Saved data entries:
--- begin ---
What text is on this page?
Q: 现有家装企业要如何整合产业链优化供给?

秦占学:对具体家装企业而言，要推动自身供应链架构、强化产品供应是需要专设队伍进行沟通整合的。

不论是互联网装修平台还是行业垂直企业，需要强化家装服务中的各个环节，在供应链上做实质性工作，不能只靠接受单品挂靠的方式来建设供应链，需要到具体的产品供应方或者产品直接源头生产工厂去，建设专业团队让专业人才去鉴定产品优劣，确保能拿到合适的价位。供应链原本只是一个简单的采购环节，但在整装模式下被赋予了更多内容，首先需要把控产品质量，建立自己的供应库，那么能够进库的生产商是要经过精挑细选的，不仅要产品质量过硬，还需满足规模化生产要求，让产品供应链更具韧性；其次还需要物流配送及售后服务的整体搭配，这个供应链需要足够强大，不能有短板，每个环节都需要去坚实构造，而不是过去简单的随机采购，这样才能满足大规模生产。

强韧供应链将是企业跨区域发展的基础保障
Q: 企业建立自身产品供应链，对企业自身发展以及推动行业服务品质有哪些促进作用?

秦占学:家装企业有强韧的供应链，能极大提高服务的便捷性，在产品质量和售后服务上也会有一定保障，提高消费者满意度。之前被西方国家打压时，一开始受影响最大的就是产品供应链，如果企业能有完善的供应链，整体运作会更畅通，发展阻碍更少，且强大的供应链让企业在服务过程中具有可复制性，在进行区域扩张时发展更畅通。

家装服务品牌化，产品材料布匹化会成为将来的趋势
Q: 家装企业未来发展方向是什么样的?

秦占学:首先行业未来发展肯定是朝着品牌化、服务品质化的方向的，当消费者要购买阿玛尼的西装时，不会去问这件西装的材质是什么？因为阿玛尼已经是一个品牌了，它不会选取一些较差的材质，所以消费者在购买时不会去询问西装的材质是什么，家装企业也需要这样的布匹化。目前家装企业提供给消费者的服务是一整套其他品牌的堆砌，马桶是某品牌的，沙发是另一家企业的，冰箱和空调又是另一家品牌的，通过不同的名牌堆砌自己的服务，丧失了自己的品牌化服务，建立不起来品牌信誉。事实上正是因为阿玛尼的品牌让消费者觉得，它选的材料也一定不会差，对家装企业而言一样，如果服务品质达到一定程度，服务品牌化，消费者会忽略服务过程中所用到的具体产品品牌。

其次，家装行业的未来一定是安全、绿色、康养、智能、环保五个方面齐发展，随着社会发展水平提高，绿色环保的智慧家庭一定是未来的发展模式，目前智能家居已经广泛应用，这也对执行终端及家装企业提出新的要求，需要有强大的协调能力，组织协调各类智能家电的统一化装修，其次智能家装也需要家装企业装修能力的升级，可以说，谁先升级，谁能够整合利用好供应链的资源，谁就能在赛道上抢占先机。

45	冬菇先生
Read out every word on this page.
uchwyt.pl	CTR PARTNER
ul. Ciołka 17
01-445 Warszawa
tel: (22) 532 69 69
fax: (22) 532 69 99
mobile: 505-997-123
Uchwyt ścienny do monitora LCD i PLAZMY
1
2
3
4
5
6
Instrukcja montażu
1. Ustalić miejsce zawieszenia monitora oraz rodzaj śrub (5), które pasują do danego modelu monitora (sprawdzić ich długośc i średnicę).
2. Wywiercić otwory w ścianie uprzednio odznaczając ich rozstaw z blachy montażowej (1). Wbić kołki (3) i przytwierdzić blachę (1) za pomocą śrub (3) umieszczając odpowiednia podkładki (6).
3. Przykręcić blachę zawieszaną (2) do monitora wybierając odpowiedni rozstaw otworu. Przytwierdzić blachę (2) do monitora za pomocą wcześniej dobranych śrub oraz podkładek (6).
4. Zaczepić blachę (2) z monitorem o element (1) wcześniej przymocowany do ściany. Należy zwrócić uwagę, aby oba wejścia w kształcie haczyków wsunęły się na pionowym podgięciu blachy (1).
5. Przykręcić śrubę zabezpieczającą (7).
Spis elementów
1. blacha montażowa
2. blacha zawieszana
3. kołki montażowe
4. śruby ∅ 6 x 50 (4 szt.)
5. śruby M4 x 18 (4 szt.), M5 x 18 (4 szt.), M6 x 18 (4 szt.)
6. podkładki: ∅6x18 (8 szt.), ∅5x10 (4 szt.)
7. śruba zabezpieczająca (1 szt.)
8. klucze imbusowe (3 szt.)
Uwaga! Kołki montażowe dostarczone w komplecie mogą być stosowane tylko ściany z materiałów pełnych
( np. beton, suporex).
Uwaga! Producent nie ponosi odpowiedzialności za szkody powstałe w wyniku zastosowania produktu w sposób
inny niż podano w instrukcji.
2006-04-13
--- end ---
Stated task: Exactly as shown, repeat every record.

Exercise solution:
What text is on this page?
Q: 现有家装企业要如何整合产业链优化供给?

秦占学:对具体家装企业而言，要推动自身供应链架构、强化产品供应是需要专设队伍进行沟通整合的。

不论是互联网装修平台还是行业垂直企业，需要强化家装服务中的各个环节，在供应链上做实质性工作，不能只靠接受单品挂靠的方式来建设供应链，需要到具体的产品供应方或者产品直接源头生产工厂去，建设专业团队让专业人才去鉴定产品优劣，确保能拿到合适的价位。供应链原本只是一个简单的采购环节，但在整装模式下被赋予了更多内容，首先需要把控产品质量，建立自己的供应库，那么能够进库的生产商是要经过精挑细选的，不仅要产品质量过硬，还需满足规模化生产要求，让产品供应链更具韧性；其次还需要物流配送及售后服务的整体搭配，这个供应链需要足够强大，不能有短板，每个环节都需要去坚实构造，而不是过去简单的随机采购，这样才能满足大规模生产。

强韧供应链将是企业跨区域发展的基础保障
Q: 企业建立自身产品供应链，对企业自身发展以及推动行业服务品质有哪些促进作用?

秦占学:家装企业有强韧的供应链，能极大提高服务的便捷性，在产品质量和售后服务上也会有一定保障，提高消费者满意度。之前被西方国家打压时，一开始受影响最大的就是产品供应链，如果企业能有完善的供应链，整体运作会更畅通，发展阻碍更少，且强大的供应链让企业在服务过程中具有可复制性，在进行区域扩张时发展更畅通。

家装服务品牌化，产品材料布匹化会成为将来的趋势
Q: 家装企业未来发展方向是什么样的?

秦占学:首先行业未来发展肯定是朝着品牌化、服务品质化的方向的，当消费者要购买阿玛尼的西装时，不会去问这件西装的材质是什么？因为阿玛尼已经是一个品牌了，它不会选取一些较差的材质，所以消费者在购买时不会去询问西装的材质是什么，家装企业也需要这样的布匹化。目前家装企业提供给消费者的服务是一整套其他品牌的堆砌，马桶是某品牌的，沙发是另一家企业的，冰箱和空调又是另一家品牌的，通过不同的名牌堆砌自己的服务，丧失了自己的品牌化服务，建立不起来品牌信誉。事实上正是因为阿玛尼的品牌让消费者觉得，它选的材料也一定不会差，对家装企业而言一样，如果服务品质达到一定程度，服务品牌化，消费者会忽略服务过程中所用到的具体产品品牌。

其次，家装行业的未来一定是安全、绿色、康养、智能、环保五个方面齐发展，随着社会发展水平提高，绿色环保的智慧家庭一定是未来的发展模式，目前智能家居已经广泛应用，这也对执行终端及家装企业提出新的要求，需要有强大的协调能力，组织协调各类智能家电的统一化装修，其次智能家装也需要家装企业装修能力的升级，可以说，谁先升级，谁能够整合利用好供应链的资源，谁就能在赛道上抢占先机。

45	冬菇先生
Read out every word on this page.
uchwyt.pl	CTR PARTNER
ul. Ciołka 17
01-445 Warszawa
tel: (22) 532 69 69
fax: (22) 532 69 99
mobile: 505-997-123
Uchwyt ścienny do monitora LCD i PLAZMY
1
2
3
4
5
6
Instrukcja montażu
1. Ustalić miejsce zawieszenia monitora oraz rodzaj śrub (5), które pasują do danego modelu monitora (sprawdzić ich długośc i średnicę).
2. Wywiercić otwory w ścianie uprzednio odznaczając ich rozstaw z blachy montażowej (1). Wbić kołki (3) i przytwierdzić blachę (1) za pomocą śrub (3) umieszczając odpowiednia podkładki (6).
3. Przykręcić blachę zawieszaną (2) do monitora wybierając odpowiedni rozstaw otworu. Przytwierdzić blachę (2) do monitora za pomocą wcześniej dobranych śrub oraz podkładek (6).
4. Zaczepić blachę (2) z monitorem o element (1) wcześniej przymocowany do ściany. Należy zwrócić uwagę, aby oba wejścia w kształcie haczyków wsunęły się na pionowym podgięciu blachy (1).
5. Przykręcić śrubę zabezpieczającą (7).
Spis elementów
1. blacha montażowa
2. blacha zawieszana
3. kołki montażowe
4. śruby ∅ 6 x 50 (4 szt.)
5. śruby M4 x 18 (4 szt.), M5 x 18 (4 szt.), M6 x 18 (4 szt.)
6. podkładki: ∅6x18 (8 szt.), ∅5x10 (4 szt.)
7. śruba zabezpieczająca (1 szt.)
8. klucze imbusowe (3 szt.)
Uwaga! Kołki montażowe dostarczone w komplecie mogą być stosowane tylko ściany z materiałów pełnych
( np. beton, suporex).
Uwaga! Producent nie ponosi odpowiedzialności za szkody powstałe w wyniku zastosowania produktu w sposób
inny niż podano w instrukcji.
2006-04-13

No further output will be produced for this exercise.